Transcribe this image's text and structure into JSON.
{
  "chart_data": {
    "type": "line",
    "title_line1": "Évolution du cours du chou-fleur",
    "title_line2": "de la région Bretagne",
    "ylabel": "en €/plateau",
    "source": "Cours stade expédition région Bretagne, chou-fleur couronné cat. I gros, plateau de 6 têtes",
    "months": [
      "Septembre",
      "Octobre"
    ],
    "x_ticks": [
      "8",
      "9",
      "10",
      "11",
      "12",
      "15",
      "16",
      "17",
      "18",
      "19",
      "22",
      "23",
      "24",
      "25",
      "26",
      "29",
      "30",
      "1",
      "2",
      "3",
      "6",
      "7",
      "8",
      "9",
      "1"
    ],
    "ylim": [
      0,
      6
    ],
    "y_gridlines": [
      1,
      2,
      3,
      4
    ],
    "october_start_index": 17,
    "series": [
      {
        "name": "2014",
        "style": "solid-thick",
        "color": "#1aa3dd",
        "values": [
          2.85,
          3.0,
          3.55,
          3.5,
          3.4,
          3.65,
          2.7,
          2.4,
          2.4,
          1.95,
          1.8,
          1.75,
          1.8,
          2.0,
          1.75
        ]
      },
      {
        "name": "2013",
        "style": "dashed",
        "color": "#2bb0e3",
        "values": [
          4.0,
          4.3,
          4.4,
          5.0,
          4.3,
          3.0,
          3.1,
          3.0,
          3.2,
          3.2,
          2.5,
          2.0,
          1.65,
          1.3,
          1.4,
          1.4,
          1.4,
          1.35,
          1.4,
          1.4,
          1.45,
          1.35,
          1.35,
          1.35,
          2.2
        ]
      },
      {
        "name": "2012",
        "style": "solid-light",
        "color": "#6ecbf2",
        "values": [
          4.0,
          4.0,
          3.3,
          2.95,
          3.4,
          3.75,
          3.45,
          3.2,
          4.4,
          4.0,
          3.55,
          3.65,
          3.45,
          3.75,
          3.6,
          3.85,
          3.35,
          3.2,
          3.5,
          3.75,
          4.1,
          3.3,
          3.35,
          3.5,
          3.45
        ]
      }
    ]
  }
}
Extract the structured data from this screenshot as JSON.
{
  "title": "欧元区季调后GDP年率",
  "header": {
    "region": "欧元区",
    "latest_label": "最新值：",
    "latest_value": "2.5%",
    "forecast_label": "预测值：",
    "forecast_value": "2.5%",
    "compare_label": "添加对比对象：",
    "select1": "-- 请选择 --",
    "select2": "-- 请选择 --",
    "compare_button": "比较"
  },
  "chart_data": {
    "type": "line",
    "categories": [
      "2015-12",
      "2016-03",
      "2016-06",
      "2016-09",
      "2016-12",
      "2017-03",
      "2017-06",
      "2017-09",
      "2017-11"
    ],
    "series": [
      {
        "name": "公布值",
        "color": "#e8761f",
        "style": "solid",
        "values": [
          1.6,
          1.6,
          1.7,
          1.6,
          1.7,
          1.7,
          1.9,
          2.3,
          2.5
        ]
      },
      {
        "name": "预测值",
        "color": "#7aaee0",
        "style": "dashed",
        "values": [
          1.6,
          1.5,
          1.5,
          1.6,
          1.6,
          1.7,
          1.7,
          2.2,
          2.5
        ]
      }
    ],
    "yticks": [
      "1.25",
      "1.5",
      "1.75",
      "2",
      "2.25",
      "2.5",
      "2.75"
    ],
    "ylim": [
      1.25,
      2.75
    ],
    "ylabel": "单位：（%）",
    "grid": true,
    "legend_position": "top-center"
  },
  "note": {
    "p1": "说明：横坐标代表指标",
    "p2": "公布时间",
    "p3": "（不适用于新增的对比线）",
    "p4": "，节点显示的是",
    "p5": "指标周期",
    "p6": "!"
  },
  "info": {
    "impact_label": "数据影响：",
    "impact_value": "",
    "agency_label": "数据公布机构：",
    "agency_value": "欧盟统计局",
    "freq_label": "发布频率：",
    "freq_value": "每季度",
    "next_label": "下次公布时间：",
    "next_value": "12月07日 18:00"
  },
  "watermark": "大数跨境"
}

Work instructions: Return all of the data exactly as it reads.

Answer to the task:
Transcribe this image's text and structure into JSON.
{
  "chart_data": {
    "type": "line",
    "title_line1": "Évolution du cours du chou-fleur",
    "title_line2": "de la région Bretagne",
    "ylabel": "en €/plateau",
    "source": "Cours stade expédition région Bretagne, chou-fleur couronné cat. I gros, plateau de 6 têtes",
    "months": [
      "Septembre",
      "Octobre"
    ],
    "x_ticks": [
      "8",
      "9",
      "10",
      "11",
      "12",
      "15",
      "16",
      "17",
      "18",
      "19",
      "22",
      "23",
      "24",
      "25",
      "26",
      "29",
      "30",
      "1",
      "2",
      "3",
      "6",
      "7",
      "8",
      "9",
      "1"
    ],
    "ylim": [
      0,
      6
    ],
    "y_gridlines": [
      1,
      2,
      3,
      4
    ],
    "october_start_index": 17,
    "series": [
      {
        "name": "2014",
        "style": "solid-thick",
        "color": "#1aa3dd",
        "values": [
          2.85,
          3.0,
          3.55,
          3.5,
          3.4,
          3.65,
          2.7,
          2.4,
          2.4,
          1.95,
          1.8,
          1.75,
          1.8,
          2.0,
          1.75
        ]
      },
      {
        "name": "2013",
        "style": "dashed",
        "color": "#2bb0e3",
        "values": [
          4.0,
          4.3,
          4.4,
          5.0,
          4.3,
          3.0,
          3.1,
          3.0,
          3.2,
          3.2,
          2.5,
          2.0,
          1.65,
          1.3,
          1.4,
          1.4,
          1.4,
          1.35,
          1.4,
          1.4,
          1.45,
          1.35,
          1.35,
          1.35,
          2.2
        ]
      },
      {
        "name": "2012",
        "style": "solid-light",
        "color": "#6ecbf2",
        "values": [
          4.0,
          4.0,
          3.3,
          2.95,
          3.4,
          3.75,
          3.45,
          3.2,
          4.4,
          4.0,
          3.55,
          3.65,
          3.45,
          3.75,
          3.6,
          3.85,
          3.35,
          3.2,
          3.5,
          3.75,
          4.1,
          3.3,
          3.35,
          3.5,
          3.45
        ]
      }
    ]
  }
}
Extract the structured data from this screenshot as JSON.
{
  "title": "欧元区季调后GDP年率",
  "header": {
    "region": "欧元区",
    "latest_label": "最新值：",
    "latest_value": "2.5%",
    "forecast_label": "预测值：",
    "forecast_value": "2.5%",
    "compare_label": "添加对比对象：",
    "select1": "-- 请选择 --",
    "select2": "-- 请选择 --",
    "compare_button": "比较"
  },
  "chart_data": {
    "type": "line",
    "categories": [
      "2015-12",
      "2016-03",
      "2016-06",
      "2016-09",
      "2016-12",
      "2017-03",
      "2017-06",
      "2017-09",
      "2017-11"
    ],
    "series": [
      {
        "name": "公布值",
        "color": "#e8761f",
        "style": "solid",
        "values": [
          1.6,
          1.6,
          1.7,
          1.6,
          1.7,
          1.7,
          1.9,
          2.3,
          2.5
        ]
      },
      {
        "name": "预测值",
        "color": "#7aaee0",
        "style": "dashed",
        "values": [
          1.6,
          1.5,
          1.5,
          1.6,
          1.6,
          1.7,
          1.7,
          2.2,
          2.5
        ]
      }
    ],
    "yticks": [
      "1.25",
      "1.5",
      "1.75",
      "2",
      "2.25",
      "2.5",
      "2.75"
    ],
    "ylim": [
      1.25,
      2.75
    ],
    "ylabel": "单位：（%）",
    "grid": true,
    "legend_position": "top-center"
  },
  "note": {
    "p1": "说明：横坐标代表指标",
    "p2": "公布时间",
    "p3": "（不适用于新增的对比线）",
    "p4": "，节点显示的是",
    "p5": "指标周期",
    "p6": "!"
  },
  "info": {
    "impact_label": "数据影响：",
    "impact_value": "",
    "agency_label": "数据公布机构：",
    "agency_value": "欧盟统计局",
    "freq_label": "发布频率：",
    "freq_value": "每季度",
    "next_label": "下次公布时间：",
    "next_value": "12月07日 18:00"
  },
  "watermark": "大数跨境"
}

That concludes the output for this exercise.